### DIRECTIONS FOR THIS TASK
Format the data below, from the line containing "Patent image size: (638, 594)." to the line containing "The anode current" with both of those lines included, as a JSON list of strings with one string per line. Skip blank lines.

### TASK INPUTS
○ ○ ○ ○ ○ ○ ○

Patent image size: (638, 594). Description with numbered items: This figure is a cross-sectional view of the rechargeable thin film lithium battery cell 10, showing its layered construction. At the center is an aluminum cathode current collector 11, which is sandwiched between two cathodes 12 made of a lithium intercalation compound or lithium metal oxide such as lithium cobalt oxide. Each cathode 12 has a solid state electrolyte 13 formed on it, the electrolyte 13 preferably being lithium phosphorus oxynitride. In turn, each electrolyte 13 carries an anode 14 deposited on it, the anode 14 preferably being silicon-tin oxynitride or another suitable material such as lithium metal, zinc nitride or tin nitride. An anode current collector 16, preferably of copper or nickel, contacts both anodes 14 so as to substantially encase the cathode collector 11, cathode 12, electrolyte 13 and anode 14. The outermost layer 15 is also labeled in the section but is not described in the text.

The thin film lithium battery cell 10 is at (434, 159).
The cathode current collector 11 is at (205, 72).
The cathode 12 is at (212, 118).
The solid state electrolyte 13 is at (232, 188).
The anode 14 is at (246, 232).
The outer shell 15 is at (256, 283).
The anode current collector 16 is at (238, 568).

○ ○ ○ ○ ○ ○ ○

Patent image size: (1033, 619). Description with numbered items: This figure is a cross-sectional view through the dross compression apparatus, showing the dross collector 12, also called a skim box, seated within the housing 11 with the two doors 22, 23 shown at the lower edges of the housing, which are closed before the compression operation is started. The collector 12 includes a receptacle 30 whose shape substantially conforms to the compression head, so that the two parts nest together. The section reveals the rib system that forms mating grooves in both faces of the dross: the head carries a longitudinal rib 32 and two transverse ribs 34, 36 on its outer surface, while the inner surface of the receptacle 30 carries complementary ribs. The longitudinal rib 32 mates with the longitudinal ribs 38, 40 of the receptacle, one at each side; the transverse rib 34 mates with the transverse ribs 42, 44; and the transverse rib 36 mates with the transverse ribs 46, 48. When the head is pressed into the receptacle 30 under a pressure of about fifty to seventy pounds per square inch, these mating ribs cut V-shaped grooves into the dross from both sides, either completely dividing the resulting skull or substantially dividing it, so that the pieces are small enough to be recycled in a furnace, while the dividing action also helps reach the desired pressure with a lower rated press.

○ ○ ○ ○ ○ ○ ○

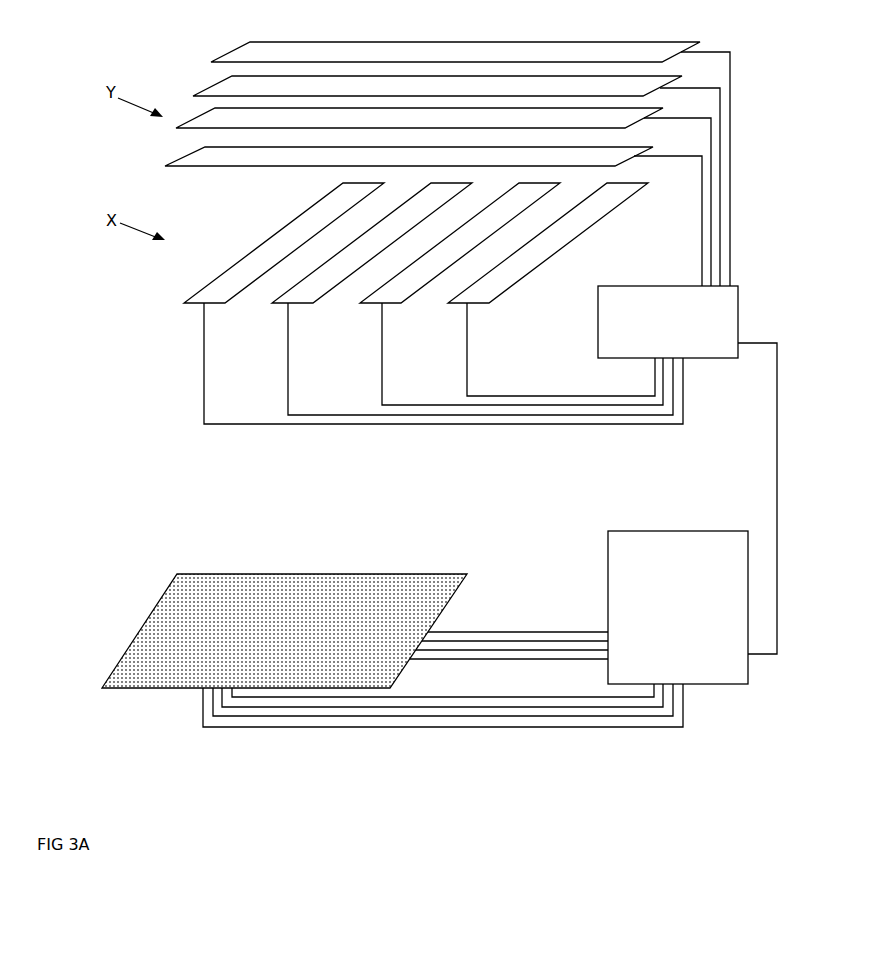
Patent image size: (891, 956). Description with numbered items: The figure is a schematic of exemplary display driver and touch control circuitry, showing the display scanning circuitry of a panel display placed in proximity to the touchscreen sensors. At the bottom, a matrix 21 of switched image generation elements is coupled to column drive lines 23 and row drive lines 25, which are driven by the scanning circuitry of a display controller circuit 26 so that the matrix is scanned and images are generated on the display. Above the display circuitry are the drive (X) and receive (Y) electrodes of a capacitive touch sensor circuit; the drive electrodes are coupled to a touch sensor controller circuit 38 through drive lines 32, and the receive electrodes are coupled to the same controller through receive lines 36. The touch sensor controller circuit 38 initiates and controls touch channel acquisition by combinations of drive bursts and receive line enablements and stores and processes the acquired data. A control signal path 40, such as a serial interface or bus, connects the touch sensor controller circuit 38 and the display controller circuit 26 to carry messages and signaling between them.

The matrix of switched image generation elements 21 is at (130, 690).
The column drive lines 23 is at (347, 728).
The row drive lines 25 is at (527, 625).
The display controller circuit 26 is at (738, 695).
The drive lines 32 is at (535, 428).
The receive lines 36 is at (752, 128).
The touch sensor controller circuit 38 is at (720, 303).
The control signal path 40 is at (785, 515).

○ ○ ○ ○ ○ ○ ○

### EXERCISE SOLUTION
[
  "Patent image size: (638, 594). Description with numbered items: This figure is a cross-sectional view of the rechargeable thin film lithium battery cell 10, showing its layered construction. At the center is an aluminum cathode current collector 11, which is sandwiched between two cathodes 12 made of a lithium intercalation compound or lithium metal oxide such as lithium cobalt oxide. Each cathode 12 has a solid state electrolyte 13 formed on it, the electrolyte 13 preferably being lithium phosphorus oxynitride. In turn, each electrolyte 13 carries an anode 14 deposited on it, the anode 14 preferably being silicon-tin oxynitride or another suitable material such as lithium metal, zinc nitride or tin nitride. An anode current collector 16, preferably of copper or nickel, contacts both anodes 14 so as to substantially encase the cathode collector 11, cathode 12, electrolyte 13 and anode 14. The outermost layer 15 is also labeled in the section but is not described in the text.",
  "The thin film lithium battery cell 10 is at (434, 159).",
  "The cathode current collector 11 is at (205, 72).",
  "The cathode 12 is at (212, 118).",
  "The solid state electrolyte 13 is at (232, 188).",
  "The anode 14 is at (246, 232).",
  "The outer shell 15 is at (256, 283).",
  "The anode current collector 16 is at (238, 568)."
]